- [TASK DIRECTIONS]:
Restate the listing that follows word for word, without its pictures.

- [DATA LINES]:
•••••
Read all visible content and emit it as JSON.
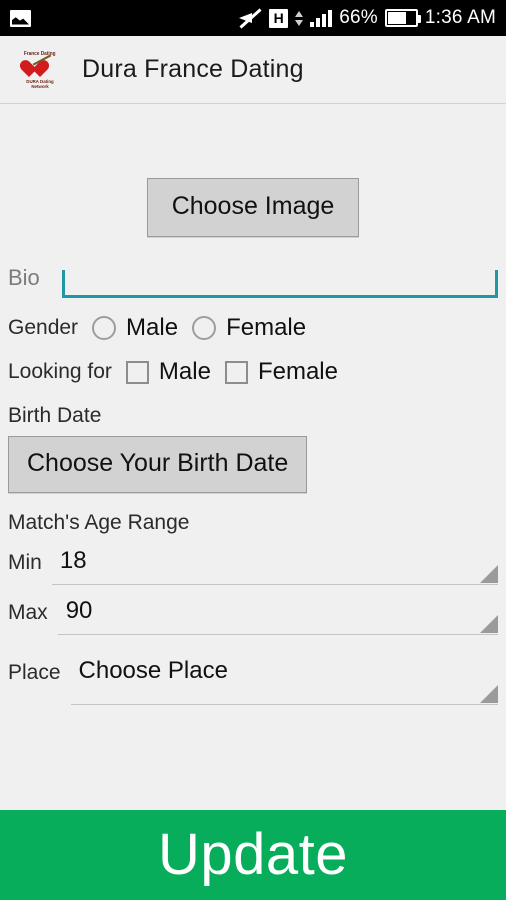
{
  "status_bar": {
    "notification_icon": "photo-icon",
    "mute_icon": "volume-muted-icon",
    "network_badge": "H",
    "data_transfer_icon": "data-up-down-icon",
    "signal_icon": "signal-bars-icon",
    "battery_percent": "66%",
    "battery_level": 66,
    "time": "1:36 AM",
    "background_color": "#000000",
    "foreground_color": "#ffffff"
  },
  "app_bar": {
    "title": "Dura France Dating",
    "logo": {
      "top_text": "France Dating",
      "bottom_line1": "DURA Dating",
      "bottom_line2": "Network",
      "icon": "heart-with-arrow-icon",
      "heart_color": "#d21b1b"
    },
    "background_color": "#f0f0f0"
  },
  "form": {
    "choose_image_label": "Choose Image",
    "bio": {
      "label": "Bio",
      "value": "",
      "placeholder": "",
      "underline_color": "#1f97a6"
    },
    "gender": {
      "label": "Gender",
      "options": [
        {
          "label": "Male",
          "checked": false
        },
        {
          "label": "Female",
          "checked": false
        }
      ]
    },
    "looking_for": {
      "label": "Looking for",
      "options": [
        {
          "label": "Male",
          "checked": false
        },
        {
          "label": "Female",
          "checked": false
        }
      ]
    },
    "birth_date": {
      "label": "Birth Date",
      "button_label": "Choose Your Birth Date"
    },
    "age_range": {
      "label": "Match's Age Range",
      "min": {
        "label": "Min",
        "value": "18"
      },
      "max": {
        "label": "Max",
        "value": "90"
      }
    },
    "place": {
      "label": "Place",
      "value": "Choose Place"
    },
    "background_color": "#f0f0f0"
  },
  "update_button": {
    "label": "Update",
    "background_color": "#07ad5b",
    "text_color": "#ffffff"
  }
}
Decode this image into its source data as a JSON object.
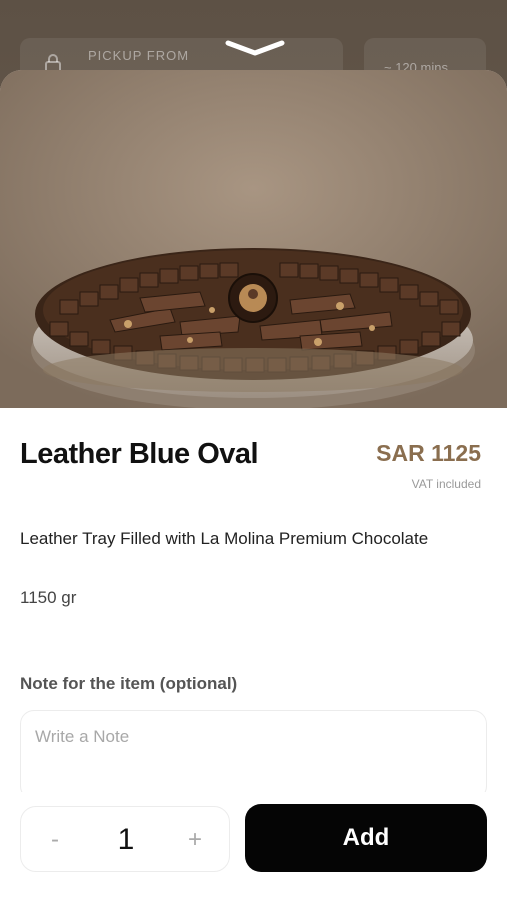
{
  "background": {
    "pickup_label": "PICKUP FROM",
    "time_label": "~ 120 mins"
  },
  "product": {
    "name": "Leather Blue Oval",
    "price": "SAR 1125",
    "vat_note": "VAT included",
    "description": "Leather Tray Filled with La Molina Premium Chocolate",
    "weight": "1150 gr",
    "image_icon": "chocolate-tray-photo"
  },
  "note": {
    "label": "Note for the item (optional)",
    "placeholder": "Write a Note",
    "value": ""
  },
  "cart": {
    "minus_label": "-",
    "quantity": "1",
    "plus_label": "+",
    "add_label": "Add"
  },
  "colors": {
    "price": "#8a6e4f",
    "add_button": "#050505"
  }
}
•••••
- [TASK OUTPUT]:
Read all visible content and emit it as JSON.
{
  "status_bar": {
    "notification_icon": "photo-icon",
    "mute_icon": "volume-muted-icon",
    "network_badge": "H",
    "data_transfer_icon": "data-up-down-icon",
    "signal_icon": "signal-bars-icon",
    "battery_percent": "66%",
    "battery_level": 66,
    "time": "1:36 AM",
    "background_color": "#000000",
    "foreground_color": "#ffffff"
  },
  "app_bar": {
    "title": "Dura France Dating",
    "logo": {
      "top_text": "France Dating",
      "bottom_line1": "DURA Dating",
      "bottom_line2": "Network",
      "icon": "heart-with-arrow-icon",
      "heart_color": "#d21b1b"
    },
    "background_color": "#f0f0f0"
  },
  "form": {
    "choose_image_label": "Choose Image",
    "bio": {
      "label": "Bio",
      "value": "",
      "placeholder": "",
      "underline_color": "#1f97a6"
    },
    "gender": {
      "label": "Gender",
      "options": [
        {
          "label": "Male",
          "checked": false
        },
        {
          "label": "Female",
          "checked": false
        }
      ]
    },
    "looking_for": {
      "label": "Looking for",
      "options": [
        {
          "label": "Male",
          "checked": false
        },
        {
          "label": "Female",
          "checked": false
        }
      ]
    },
    "birth_date": {
      "label": "Birth Date",
      "button_label": "Choose Your Birth Date"
    },
    "age_range": {
      "label": "Match's Age Range",
      "min": {
        "label": "Min",
        "value": "18"
      },
      "max": {
        "label": "Max",
        "value": "90"
      }
    },
    "place": {
      "label": "Place",
      "value": "Choose Place"
    },
    "background_color": "#f0f0f0"
  },
  "update_button": {
    "label": "Update",
    "background_color": "#07ad5b",
    "text_color": "#ffffff"
  }
}
Decode this image into its source data as a JSON object.
{
  "background": {
    "pickup_label": "PICKUP FROM",
    "time_label": "~ 120 mins"
  },
  "product": {
    "name": "Leather Blue Oval",
    "price": "SAR 1125",
    "vat_note": "VAT included",
    "description": "Leather Tray Filled with La Molina Premium Chocolate",
    "weight": "1150 gr",
    "image_icon": "chocolate-tray-photo"
  },
  "note": {
    "label": "Note for the item (optional)",
    "placeholder": "Write a Note",
    "value": ""
  },
  "cart": {
    "minus_label": "-",
    "quantity": "1",
    "plus_label": "+",
    "add_label": "Add"
  },
  "colors": {
    "price": "#8a6e4f",
    "add_button": "#050505"
  }
}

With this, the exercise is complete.